Lines that include the word "oboroge" are the ones to copy.

○ ○ ○ ○ ○ ○ ○

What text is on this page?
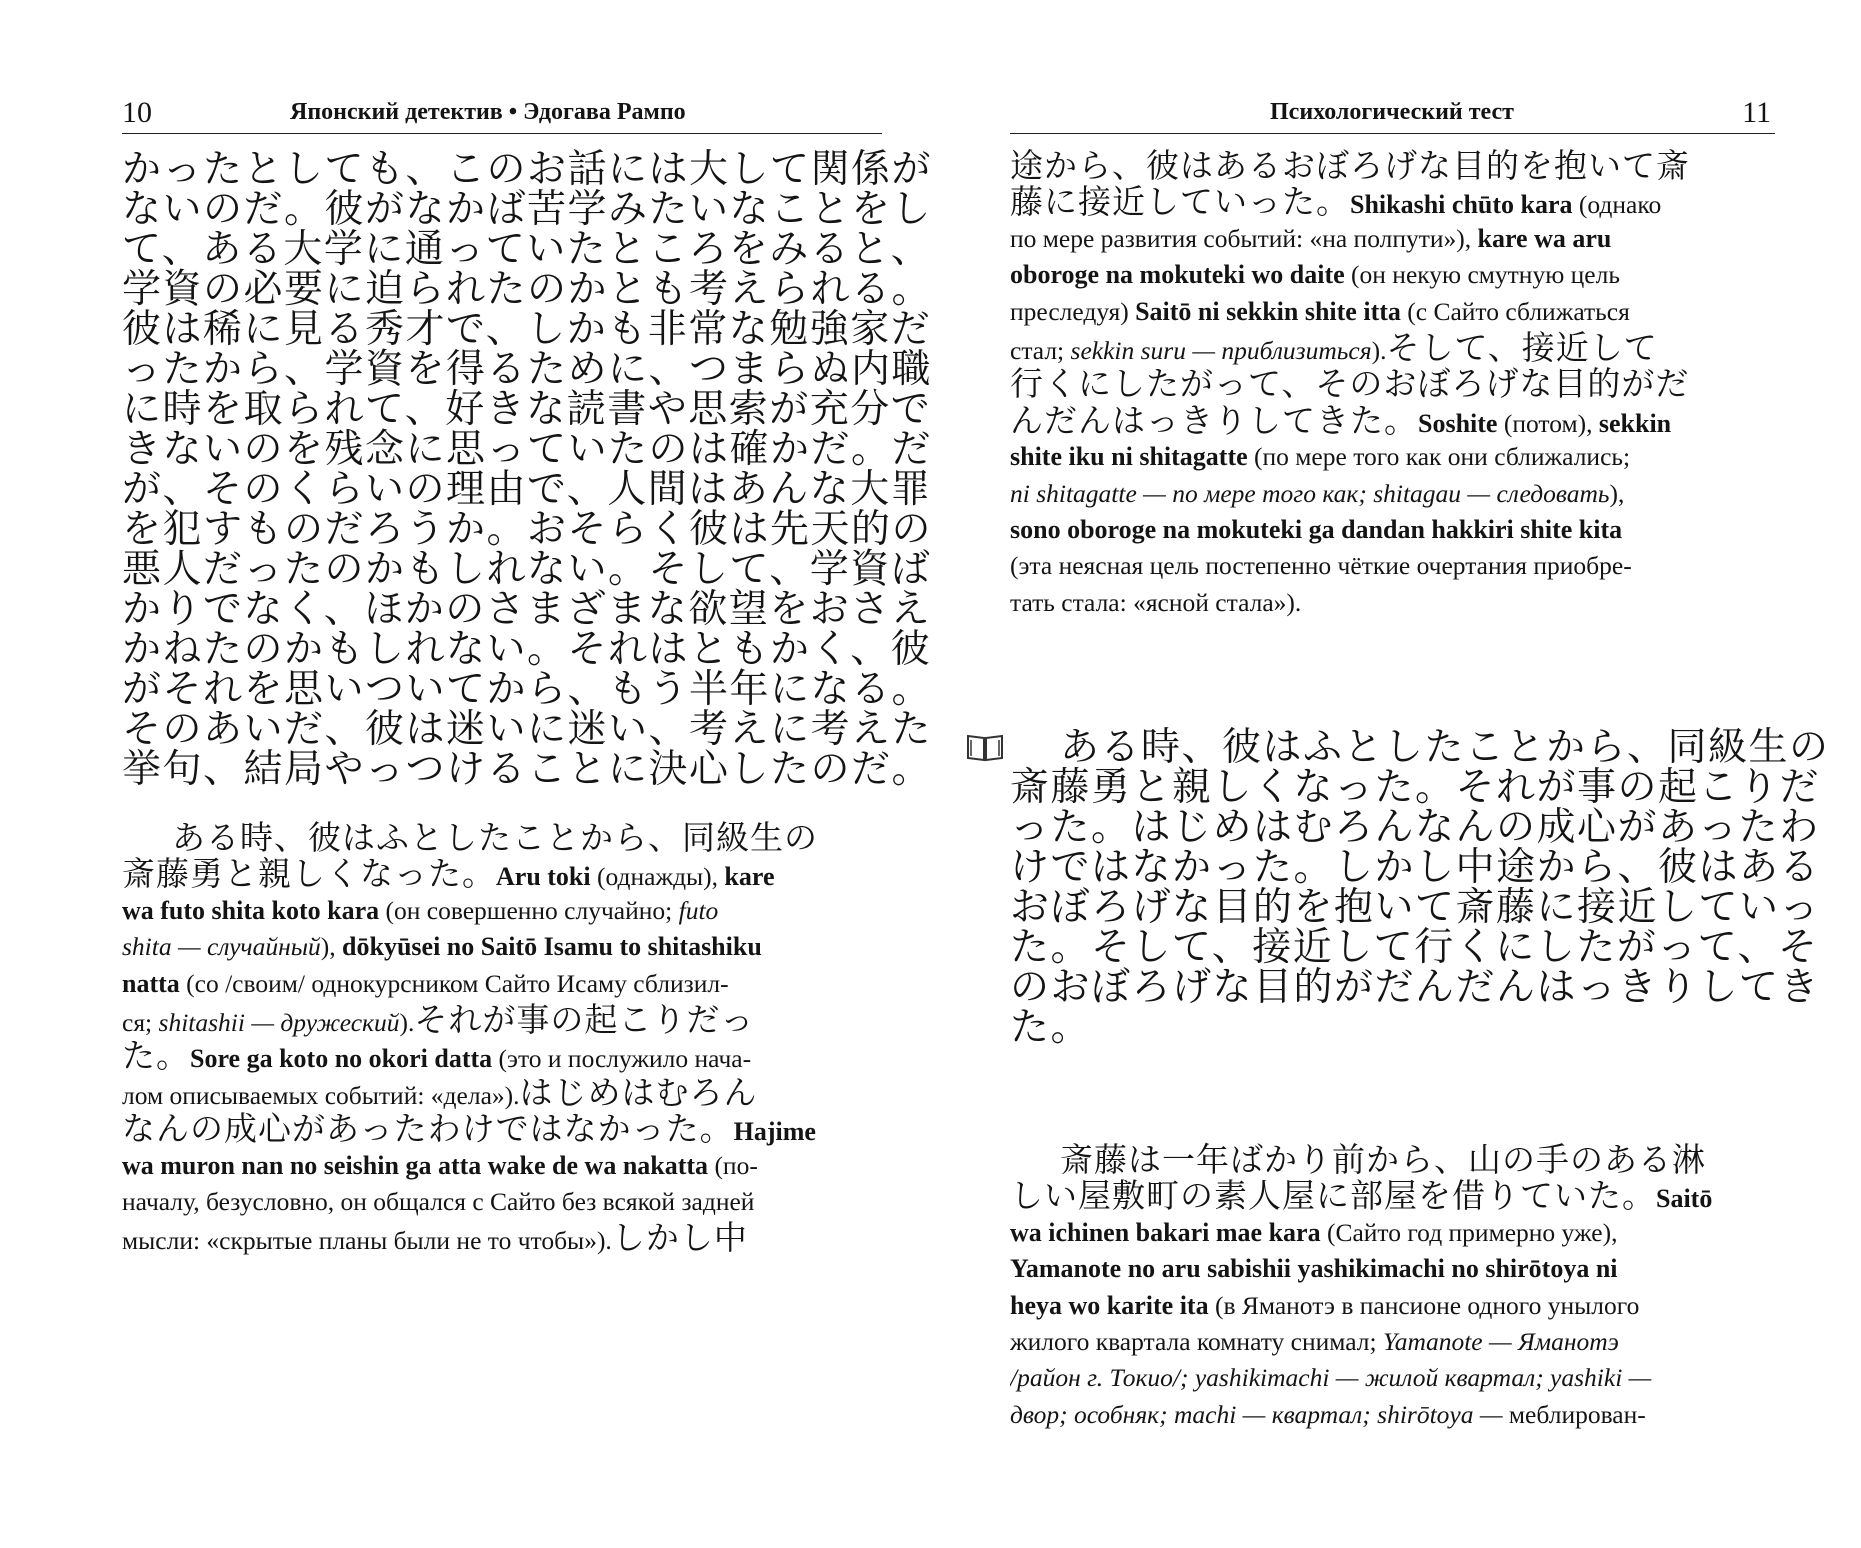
10	Японский детектив • Эдогава Рампо
かったとしても、このお話には大して関係が
ないのだ。彼がなかば苦学みたいなことをし
て、ある大学に通っていたところをみると、
学資の必要に迫られたのかとも考えられる。
彼は稀に見る秀才で、しかも非常な勉強家だ
ったから、学資を得るために、つまらぬ内職
に時を取られて、好きな読書や思索が充分で
きないのを残念に思っていたのは確かだ。だ
が、そのくらいの理由で、人間はあんな大罪
を犯すものだろうか。おそらく彼は先天的の
悪人だったのかもしれない。そして、学資ば
かりでなく、ほかのさまざまな欲望をおさえ
かねたのかもしれない。それはともかく、彼
がそれを思いついてから、もう半年になる。
そのあいだ、彼は迷いに迷い、考えに考えた
挙句、結局やっつけることに決心したのだ。
ある時、彼はふとしたことから、同級生の
斎藤勇と親しくなった。Aru toki (однажды), kare
wa futo shita koto kara (он совершенно случайно; futo
shita — случайный), dōkyūsei no Saitō Isamu to shitashiku
natta (со /своим/ однокурсником Сайто Исаму сблизил-
ся; shitashii — дружеский).それが事の起こりだっ
た。Sore ga koto no okori datta (это и послужило нача-
лом описываемых событий: «дела»).はじめはむろん
なんの成心があったわけではなかった。Hajime
wa muron nan no seishin ga atta wake de wa nakatta (по-
началу, безусловно, он общался с Сайто без всякой задней
мысли: «скрытые планы были не то чтобы»).しかし中
Психологический тест	11
途から、彼はあるおぼろげな目的を抱いて斎
藤に接近していった。Shikashi chūto kara (однако
по мере развития событий: «на полпути»), kare wa aru
oboroge na mokuteki wo daite (он некую смутную цель
преследуя) Saitō ni sekkin shite itta (с Сайто сближаться
стал; sekkin suru — приблизиться).そして、接近して
行くにしたがって、そのおぼろげな目的がだ
んだんはっきりしてきた。Soshite (потом), sekkin
shite iku ni shitagatte (по мере того как они сближались;
ni shitagatte — по мере того как; shitagau — следовать),
sono oboroge na mokuteki ga dandan hakkiri shite kita
(эта неясная цель постепенно чёткие очертания приобре-
тать стала: «ясной стала»).
ある時、彼はふとしたことから、同級生の
斎藤勇と親しくなった。それが事の起こりだ
った。はじめはむろんなんの成心があったわ
けではなかった。しかし中途から、彼はある
おぼろげな目的を抱いて斎藤に接近していっ
た。そして、接近して行くにしたがって、そ
のおぼろげな目的がだんだんはっきりしてき
た。
斎藤は一年ばかり前から、山の手のある淋
しい屋敷町の素人屋に部屋を借りていた。Saitō
wa ichinen bakari mae kara (Сайто год примерно уже),
Yamanote no aru sabishii yashikimachi no shirōtoya ni
heya wo karite ita (в Яманотэ в пансионе одного унылого
жилого квартала комнату снимал; Yamanote — Яманотэ
/район г. Токио/; yashikimachi — жилой квартал; yashiki —
двор; особняк; machi — квартал; shirōtoya — меблирован-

○ ○ ○ ○ ○ ○ ○

**Exercise response:**
oboroge na mokuteki wo daite (он некую смутную цель
sono oboroge na mokuteki ga dandan hakkiri shite kita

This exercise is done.